What the exercise asks:
Locate the string "Üssel" throughout the material and copy every line in which it occurs.
___ Material ___
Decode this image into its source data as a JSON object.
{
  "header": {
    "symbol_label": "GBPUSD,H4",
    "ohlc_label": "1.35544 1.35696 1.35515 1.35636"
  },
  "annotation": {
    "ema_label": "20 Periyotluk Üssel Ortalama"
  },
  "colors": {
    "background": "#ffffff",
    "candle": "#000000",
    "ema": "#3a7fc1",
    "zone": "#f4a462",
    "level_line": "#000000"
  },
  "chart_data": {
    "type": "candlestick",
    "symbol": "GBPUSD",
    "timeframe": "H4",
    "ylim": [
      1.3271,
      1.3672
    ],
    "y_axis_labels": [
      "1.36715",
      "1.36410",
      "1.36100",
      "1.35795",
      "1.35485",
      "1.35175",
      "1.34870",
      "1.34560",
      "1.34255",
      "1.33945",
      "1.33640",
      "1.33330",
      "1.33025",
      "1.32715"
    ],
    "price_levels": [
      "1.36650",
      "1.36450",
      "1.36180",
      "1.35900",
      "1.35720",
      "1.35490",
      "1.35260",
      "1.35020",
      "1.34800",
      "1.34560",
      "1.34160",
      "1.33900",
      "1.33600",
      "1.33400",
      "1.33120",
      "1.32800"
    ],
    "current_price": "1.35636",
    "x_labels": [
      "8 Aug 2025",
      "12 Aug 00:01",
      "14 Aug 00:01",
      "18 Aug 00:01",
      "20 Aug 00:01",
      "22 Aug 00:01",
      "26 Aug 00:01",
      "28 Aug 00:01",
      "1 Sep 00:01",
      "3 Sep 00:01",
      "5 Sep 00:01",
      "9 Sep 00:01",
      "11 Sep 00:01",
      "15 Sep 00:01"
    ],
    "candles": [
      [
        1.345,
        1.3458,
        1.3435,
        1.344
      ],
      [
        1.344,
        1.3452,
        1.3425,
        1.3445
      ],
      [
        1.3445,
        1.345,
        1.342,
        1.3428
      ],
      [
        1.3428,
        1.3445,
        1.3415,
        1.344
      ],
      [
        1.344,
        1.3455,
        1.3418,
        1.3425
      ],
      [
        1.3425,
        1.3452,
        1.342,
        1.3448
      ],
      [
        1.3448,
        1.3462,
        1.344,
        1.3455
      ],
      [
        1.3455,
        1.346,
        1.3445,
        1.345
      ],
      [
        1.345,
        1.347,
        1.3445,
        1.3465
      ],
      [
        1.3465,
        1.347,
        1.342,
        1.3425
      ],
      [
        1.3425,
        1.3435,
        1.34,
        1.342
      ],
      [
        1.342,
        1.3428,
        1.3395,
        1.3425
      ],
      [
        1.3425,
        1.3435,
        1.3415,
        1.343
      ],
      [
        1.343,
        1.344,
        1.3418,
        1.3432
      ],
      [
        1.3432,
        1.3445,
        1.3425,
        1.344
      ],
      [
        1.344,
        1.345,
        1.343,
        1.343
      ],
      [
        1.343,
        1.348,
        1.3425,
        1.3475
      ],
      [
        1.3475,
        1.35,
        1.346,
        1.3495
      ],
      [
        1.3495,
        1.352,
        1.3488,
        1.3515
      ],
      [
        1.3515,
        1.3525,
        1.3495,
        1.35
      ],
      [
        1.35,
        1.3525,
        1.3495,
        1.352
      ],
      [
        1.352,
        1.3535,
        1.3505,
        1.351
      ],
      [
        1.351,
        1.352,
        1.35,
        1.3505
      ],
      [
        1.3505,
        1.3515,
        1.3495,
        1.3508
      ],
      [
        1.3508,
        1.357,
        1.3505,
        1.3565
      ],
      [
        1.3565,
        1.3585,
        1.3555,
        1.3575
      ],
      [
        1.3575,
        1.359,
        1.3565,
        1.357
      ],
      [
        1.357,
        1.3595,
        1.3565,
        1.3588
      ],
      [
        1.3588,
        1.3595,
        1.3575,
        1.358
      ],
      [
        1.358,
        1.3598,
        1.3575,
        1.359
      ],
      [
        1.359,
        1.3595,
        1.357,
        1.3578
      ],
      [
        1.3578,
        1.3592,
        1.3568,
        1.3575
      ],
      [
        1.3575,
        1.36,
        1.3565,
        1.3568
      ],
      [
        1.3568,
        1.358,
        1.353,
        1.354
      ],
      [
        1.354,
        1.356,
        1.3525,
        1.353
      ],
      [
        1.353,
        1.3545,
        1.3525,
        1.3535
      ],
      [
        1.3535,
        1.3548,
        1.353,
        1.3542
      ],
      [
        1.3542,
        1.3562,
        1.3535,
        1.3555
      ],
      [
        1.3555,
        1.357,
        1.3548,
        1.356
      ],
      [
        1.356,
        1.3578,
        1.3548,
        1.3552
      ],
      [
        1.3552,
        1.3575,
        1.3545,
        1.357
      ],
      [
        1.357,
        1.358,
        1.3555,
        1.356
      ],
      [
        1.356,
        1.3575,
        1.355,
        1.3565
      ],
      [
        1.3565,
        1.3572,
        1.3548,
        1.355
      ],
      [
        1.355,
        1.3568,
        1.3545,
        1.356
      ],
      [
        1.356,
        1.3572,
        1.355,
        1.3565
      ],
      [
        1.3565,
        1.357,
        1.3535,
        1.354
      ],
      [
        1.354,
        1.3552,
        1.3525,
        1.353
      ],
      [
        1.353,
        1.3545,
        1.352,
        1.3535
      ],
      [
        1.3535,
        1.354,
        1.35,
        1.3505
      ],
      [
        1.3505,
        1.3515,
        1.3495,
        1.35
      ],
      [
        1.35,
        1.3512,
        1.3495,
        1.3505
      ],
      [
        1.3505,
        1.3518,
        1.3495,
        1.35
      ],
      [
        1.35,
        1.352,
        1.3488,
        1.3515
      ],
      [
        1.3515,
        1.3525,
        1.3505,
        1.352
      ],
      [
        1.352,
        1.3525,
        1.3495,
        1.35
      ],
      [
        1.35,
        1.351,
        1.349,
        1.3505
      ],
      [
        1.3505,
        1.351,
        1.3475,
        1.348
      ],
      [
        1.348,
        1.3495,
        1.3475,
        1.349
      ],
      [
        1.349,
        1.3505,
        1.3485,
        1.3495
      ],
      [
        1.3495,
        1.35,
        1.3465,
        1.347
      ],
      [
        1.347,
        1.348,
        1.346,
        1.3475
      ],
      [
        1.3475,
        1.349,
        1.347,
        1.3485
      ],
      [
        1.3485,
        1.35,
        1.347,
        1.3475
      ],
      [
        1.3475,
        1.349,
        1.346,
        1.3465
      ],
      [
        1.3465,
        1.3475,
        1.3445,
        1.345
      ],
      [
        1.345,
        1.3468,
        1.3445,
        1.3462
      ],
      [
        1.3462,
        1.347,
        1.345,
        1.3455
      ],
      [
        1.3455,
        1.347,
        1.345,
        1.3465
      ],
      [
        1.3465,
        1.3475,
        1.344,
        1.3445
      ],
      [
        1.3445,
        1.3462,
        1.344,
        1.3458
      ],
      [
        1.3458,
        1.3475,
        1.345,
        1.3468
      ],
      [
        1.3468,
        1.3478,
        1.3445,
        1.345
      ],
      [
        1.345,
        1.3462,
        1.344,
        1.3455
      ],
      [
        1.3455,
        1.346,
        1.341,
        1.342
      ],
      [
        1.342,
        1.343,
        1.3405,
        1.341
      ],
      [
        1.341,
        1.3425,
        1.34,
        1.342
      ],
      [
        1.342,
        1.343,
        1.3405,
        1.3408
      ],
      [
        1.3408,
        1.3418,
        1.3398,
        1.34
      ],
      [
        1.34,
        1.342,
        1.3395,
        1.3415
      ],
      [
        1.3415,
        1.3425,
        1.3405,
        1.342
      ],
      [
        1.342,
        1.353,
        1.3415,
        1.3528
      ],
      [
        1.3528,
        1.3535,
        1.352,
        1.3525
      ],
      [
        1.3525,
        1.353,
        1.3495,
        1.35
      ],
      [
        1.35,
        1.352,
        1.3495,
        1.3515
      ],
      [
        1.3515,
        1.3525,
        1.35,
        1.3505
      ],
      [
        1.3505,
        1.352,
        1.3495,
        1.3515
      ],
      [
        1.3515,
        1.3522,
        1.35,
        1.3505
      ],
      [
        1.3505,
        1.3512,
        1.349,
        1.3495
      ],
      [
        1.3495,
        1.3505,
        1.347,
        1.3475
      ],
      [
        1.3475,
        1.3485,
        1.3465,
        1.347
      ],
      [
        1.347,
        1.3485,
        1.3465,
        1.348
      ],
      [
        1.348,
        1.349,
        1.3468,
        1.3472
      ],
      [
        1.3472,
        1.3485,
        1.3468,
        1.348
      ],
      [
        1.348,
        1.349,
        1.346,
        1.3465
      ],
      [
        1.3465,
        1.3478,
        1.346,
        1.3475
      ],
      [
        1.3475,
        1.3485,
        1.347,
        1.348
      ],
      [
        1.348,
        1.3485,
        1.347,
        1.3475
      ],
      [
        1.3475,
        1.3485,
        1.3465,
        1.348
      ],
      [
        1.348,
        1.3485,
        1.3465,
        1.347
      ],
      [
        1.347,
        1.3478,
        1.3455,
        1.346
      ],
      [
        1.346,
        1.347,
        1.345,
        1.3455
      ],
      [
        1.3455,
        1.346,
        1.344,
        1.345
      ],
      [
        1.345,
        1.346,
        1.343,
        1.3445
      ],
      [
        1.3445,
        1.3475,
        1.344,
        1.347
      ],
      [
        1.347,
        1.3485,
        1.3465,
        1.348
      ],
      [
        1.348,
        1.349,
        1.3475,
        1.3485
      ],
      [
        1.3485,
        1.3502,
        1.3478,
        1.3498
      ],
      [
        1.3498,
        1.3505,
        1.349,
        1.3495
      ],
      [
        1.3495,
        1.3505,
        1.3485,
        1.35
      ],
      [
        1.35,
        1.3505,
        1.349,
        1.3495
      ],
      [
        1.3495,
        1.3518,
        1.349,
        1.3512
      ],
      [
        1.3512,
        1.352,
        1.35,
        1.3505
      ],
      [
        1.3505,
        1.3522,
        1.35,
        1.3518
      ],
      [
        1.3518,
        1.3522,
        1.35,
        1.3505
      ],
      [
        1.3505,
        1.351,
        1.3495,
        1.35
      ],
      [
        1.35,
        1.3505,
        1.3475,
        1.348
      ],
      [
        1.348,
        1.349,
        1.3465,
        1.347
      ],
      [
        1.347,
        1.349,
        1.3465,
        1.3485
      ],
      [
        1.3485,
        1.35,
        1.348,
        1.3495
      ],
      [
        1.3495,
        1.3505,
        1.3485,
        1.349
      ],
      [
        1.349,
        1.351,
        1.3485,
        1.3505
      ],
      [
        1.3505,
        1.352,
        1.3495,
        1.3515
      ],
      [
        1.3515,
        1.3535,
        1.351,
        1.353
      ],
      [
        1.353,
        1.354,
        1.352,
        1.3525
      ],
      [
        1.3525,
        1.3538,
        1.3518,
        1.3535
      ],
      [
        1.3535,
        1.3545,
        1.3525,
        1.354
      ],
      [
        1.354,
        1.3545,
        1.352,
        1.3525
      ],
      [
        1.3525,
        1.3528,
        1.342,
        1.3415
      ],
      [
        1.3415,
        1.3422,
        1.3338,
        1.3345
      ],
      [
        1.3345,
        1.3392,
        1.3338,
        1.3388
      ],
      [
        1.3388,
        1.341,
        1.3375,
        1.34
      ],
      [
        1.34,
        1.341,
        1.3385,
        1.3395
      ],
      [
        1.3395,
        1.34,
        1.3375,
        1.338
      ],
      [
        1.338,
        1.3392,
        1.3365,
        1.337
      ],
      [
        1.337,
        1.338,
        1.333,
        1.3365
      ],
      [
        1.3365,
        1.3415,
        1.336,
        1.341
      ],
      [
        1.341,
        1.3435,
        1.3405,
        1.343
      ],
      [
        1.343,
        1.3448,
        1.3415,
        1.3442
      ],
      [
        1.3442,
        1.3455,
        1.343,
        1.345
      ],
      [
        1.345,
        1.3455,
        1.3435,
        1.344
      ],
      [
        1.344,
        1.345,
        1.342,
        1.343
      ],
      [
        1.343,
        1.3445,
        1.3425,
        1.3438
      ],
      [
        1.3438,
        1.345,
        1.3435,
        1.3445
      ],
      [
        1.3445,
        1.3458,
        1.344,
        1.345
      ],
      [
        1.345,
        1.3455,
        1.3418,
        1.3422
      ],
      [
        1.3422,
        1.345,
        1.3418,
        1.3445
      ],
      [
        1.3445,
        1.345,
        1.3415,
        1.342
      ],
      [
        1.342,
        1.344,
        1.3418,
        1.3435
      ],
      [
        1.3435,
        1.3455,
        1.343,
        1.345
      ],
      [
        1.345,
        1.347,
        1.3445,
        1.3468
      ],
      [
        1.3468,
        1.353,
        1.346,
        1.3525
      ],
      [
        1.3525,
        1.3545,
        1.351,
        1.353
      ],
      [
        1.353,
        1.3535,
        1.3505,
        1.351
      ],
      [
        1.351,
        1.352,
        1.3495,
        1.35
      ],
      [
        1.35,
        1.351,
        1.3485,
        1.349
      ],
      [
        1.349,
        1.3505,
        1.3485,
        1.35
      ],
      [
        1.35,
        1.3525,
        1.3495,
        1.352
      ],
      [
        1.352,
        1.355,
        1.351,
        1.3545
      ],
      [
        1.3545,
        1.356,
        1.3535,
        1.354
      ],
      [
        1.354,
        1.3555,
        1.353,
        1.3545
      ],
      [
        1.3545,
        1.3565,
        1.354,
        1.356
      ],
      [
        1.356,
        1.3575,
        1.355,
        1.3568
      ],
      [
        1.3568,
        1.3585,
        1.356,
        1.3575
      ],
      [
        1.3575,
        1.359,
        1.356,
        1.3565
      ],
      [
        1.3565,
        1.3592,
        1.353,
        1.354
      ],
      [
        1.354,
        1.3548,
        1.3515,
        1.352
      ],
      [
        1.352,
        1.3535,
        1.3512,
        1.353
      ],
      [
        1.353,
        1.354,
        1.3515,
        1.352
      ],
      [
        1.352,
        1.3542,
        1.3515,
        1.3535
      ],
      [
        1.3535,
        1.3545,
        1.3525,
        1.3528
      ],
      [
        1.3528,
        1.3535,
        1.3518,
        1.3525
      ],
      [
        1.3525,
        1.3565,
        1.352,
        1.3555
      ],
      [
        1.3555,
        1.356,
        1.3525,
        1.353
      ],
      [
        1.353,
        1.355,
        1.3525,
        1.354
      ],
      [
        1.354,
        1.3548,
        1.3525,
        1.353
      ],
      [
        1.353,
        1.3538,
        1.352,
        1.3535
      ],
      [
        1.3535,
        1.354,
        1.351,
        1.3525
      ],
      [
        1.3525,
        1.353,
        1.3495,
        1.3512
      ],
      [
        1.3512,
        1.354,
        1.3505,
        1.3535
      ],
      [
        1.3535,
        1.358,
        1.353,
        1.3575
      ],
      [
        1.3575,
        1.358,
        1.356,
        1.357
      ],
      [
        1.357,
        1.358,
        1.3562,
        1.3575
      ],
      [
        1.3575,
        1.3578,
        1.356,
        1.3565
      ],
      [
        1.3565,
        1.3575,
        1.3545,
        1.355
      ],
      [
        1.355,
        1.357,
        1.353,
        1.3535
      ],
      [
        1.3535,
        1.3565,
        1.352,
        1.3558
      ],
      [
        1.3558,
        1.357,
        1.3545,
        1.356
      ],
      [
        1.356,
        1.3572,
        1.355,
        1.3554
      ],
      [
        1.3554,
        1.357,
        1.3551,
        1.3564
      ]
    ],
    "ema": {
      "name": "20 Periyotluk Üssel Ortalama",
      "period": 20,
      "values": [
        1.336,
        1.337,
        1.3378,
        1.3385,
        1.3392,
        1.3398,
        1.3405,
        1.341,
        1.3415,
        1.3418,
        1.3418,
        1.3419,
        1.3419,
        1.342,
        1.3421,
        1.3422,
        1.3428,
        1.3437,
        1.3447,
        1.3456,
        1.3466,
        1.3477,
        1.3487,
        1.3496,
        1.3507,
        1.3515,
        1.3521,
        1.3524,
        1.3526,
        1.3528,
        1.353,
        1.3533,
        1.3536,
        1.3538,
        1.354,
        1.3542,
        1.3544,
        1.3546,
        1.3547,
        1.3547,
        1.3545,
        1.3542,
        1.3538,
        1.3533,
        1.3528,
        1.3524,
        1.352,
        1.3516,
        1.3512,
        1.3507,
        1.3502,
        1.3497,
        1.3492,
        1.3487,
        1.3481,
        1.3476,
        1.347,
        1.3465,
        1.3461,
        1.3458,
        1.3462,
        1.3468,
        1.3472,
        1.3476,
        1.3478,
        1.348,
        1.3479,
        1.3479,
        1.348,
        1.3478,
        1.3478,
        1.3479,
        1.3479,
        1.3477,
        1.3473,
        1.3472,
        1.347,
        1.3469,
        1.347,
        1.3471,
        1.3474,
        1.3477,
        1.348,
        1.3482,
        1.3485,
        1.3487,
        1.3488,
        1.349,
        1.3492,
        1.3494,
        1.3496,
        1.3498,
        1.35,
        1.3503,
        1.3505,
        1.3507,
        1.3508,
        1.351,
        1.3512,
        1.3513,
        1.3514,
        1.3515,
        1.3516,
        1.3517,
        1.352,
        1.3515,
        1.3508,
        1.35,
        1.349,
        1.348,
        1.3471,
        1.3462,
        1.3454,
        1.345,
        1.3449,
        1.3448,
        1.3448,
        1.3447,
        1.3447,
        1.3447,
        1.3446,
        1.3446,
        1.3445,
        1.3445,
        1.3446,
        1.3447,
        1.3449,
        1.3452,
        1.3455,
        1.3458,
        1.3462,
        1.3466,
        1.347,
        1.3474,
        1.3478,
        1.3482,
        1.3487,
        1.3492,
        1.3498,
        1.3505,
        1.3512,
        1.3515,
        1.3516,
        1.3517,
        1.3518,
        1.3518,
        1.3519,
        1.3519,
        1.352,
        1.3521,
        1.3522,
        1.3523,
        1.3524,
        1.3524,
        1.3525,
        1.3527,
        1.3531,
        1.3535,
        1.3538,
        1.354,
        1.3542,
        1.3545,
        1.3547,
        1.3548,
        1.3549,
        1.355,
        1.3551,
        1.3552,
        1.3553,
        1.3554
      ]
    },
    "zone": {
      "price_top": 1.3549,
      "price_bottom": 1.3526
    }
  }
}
___
Reply:
    "ema_label": "20 Periyotluk Üssel Ortalama"
      "name": "20 Periyotluk Üssel Ortalama",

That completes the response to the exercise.